Esercizio 1: Converti in una tabella Markdown con le colonne "N." e "Riga" le righe riportate dopo il brano, partendo dalla prima e arrivando fino a quella che contiene "stat-value: 2 — [289, 81, 298, 97]", entrambe incluse. Tralascia le righe vuote.

::: Brano dato

Articolo a cura di Nicole Ledda dell’Associazione culturale Zenit
Traffico. La radio è accesa e ascolto
distrattamente, finché qualcosa mi colpisce sul serio: la presentazione
di un libro il cui titolo dovrebbe essere “la femmina alfa”, dal chiaro
riferimento al maschio dominante, allora non posso proprio fare a meno
di chiedermi “perché”. Quale potrebbe essere il problema, quale potrebbe
essere il fastidio in questa società, nel riconoscere il proprio ruolo.
In cosa consiste il disagio che da un lato ci spinge ad atteggiarci
come uomini e dall’altro a svenderci come merce in saldo? A scrivere
queste righe non è sicuramente una femminista né tantomeno una repressa
succube, solo una persona che fortemente crede nella complementarietà di
uomo e donna e che non si vergogna di stare al proprio posto. In questo
mondo alla deriva, di maschi effeminati e di donne che soffrono il
complesso di inferiorità e ritengono che “avere le palle” voglia dire
essere aggressive e spregiudicate, voglio provare a raccontare la storia
di una donna vera, una donna ovviamente dimenticata scientemente dalla
storia.
Elegante, fiera, indomita, disciplinata,
ottima organizzatrice, femminile, integerrima, moglie fedele. Una
patriota! È Piera Gatteschi Fondelli, pluridecorata sostenitrice del
fascismo che una volta fondata la Repubblica Sociale, collaborando con
Alessandro Pavolini, diede vita alla SAF. Piera Gatteschi Fondelli,
unico generale di brigata donna che le nostre forze armate abbiano mai
avuto in tutta la loro storia. Represse, disagiate e femministe, figlie
legittime di Laura Boldrini e Daniela Santanchè, volete un esempio di
donna forte che non perde mai la sua essenza? Eccolo, ve lo stiamo
offrendo. Ed è poesia, è esaltazione, è dolore. Le nostre ragazze più
belle provengono da ogni ceto sociale e ogni regione d’Italia, portano
anche esse la camicia o la divisa in panno grigioverde. Pur
sottoponendole ad un addestramento militare, il generale Gatteschi le
volle sempre femminili, così come testimonia la stessa divisa: banditi i
pantaloni! Donne, madri e mogli. Le ausiliarie di Piera erano sorelle
dei combattenti in prima linea. Da donne quali erano e quali dovremmo
tornare ad essere, condividevano la stessa barricata e soprattutto
accudivano questi uomini che sapevano di dover morire, li ascoltavano,
li confortavano, li rassicuravano. Oltre a partecipare alle azioni,
queste leonesse in gonnella, per essere precisi una gonna lunga quattro
dita sotto al ginocchio; avevano l’arduo compito di sostenere coloro che
si donarono per l’onore d’Italia, per riscattare tutta una nazione
affinché si sapesse che non siamo mai stati e mai saremo tutti figli del
tradimento.

::::::

Esercizio 2: Elenca tutte le persone citate per nome nel brano.

::: Righe estratte

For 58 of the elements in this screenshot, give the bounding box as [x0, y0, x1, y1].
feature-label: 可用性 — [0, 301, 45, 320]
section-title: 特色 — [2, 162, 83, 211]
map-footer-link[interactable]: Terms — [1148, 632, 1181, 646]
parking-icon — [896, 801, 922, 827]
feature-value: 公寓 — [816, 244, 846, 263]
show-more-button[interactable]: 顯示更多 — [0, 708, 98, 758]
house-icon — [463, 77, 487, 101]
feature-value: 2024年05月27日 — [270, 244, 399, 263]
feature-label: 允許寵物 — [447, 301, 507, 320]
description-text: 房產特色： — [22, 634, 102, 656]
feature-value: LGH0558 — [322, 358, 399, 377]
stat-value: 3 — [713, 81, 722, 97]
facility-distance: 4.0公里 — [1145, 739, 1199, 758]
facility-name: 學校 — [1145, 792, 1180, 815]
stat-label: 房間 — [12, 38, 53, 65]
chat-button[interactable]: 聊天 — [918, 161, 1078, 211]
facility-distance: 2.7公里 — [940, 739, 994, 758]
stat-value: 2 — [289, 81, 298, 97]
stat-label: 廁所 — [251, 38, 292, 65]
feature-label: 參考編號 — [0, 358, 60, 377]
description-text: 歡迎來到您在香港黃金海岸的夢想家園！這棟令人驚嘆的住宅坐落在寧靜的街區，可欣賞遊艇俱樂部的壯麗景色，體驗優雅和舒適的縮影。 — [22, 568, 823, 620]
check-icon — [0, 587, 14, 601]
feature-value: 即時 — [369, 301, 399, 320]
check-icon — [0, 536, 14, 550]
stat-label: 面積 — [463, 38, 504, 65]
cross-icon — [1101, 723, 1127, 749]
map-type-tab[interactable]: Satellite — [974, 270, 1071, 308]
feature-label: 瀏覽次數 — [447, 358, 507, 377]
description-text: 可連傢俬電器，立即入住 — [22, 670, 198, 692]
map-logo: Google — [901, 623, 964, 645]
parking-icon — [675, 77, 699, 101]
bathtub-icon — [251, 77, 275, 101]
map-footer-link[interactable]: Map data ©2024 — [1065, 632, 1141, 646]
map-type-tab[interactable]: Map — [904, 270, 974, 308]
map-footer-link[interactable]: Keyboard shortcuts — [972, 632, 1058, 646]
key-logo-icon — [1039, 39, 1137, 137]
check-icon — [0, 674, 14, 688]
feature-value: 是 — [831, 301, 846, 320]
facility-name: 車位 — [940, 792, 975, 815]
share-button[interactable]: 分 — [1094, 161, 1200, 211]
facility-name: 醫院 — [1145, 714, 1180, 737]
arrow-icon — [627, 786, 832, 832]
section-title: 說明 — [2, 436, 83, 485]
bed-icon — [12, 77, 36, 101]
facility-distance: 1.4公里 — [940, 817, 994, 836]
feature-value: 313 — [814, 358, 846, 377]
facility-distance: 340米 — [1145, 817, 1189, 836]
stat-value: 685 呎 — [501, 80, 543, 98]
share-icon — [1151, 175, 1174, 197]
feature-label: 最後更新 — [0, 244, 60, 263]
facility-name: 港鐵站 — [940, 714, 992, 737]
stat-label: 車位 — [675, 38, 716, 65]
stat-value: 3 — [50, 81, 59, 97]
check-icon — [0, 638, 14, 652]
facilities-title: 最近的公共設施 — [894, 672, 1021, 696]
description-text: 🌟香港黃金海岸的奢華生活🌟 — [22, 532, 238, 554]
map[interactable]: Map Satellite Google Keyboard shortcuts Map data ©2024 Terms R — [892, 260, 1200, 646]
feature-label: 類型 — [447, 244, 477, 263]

::::::

Risposta 1:
| N. | Riga |
|---|---|
| 1 | For 58 of the elements in this screenshot, give the bounding box as [x0, y0, x1, y1]. |
| 2 | feature-label: 可用性 — [0, 301, 45, 320] |
| 3 | section-title: 特色 — [2, 162, 83, 211] |
| 4 | map-footer-link[interactable]: Terms — [1148, 632, 1181, 646] |
| 5 | parking-icon — [896, 801, 922, 827] |
| 6 | feature-value: 公寓 — [816, 244, 846, 263] |
| 7 | show-more-button[interactable]: 顯示更多 — [0, 708, 98, 758] |
| 8 | house-icon — [463, 77, 487, 101] |
| 9 | feature-value: 2024年05月27日 — [270, 244, 399, 263] |
| 10 | feature-label: 允許寵物 — [447, 301, 507, 320] |
| 11 | description-text: 房產特色： — [22, 634, 102, 656] |
| 12 | feature-value: LGH0558 — [322, 358, 399, 377] |
| 13 | stat-value: 3 — [713, 81, 722, 97] |
| 14 | facility-distance: 4.0公里 — [1145, 739, 1199, 758] |
| 15 | facility-name: 學校 — [1145, 792, 1180, 815] |
| 16 | stat-label: 房間 — [12, 38, 53, 65] |
| 17 | chat-button[interactable]: 聊天 — [918, 161, 1078, 211] |
| 18 | facility-distance: 2.7公里 — [940, 739, 994, 758] |
| 19 | stat-value: 2 — [289, 81, 298, 97] |

Risposta 2:
- Nicole Ledda
- Piera Gatteschi Fondelli
- Alessandro Pavolini
- Laura Boldrini
- Daniela Santanchè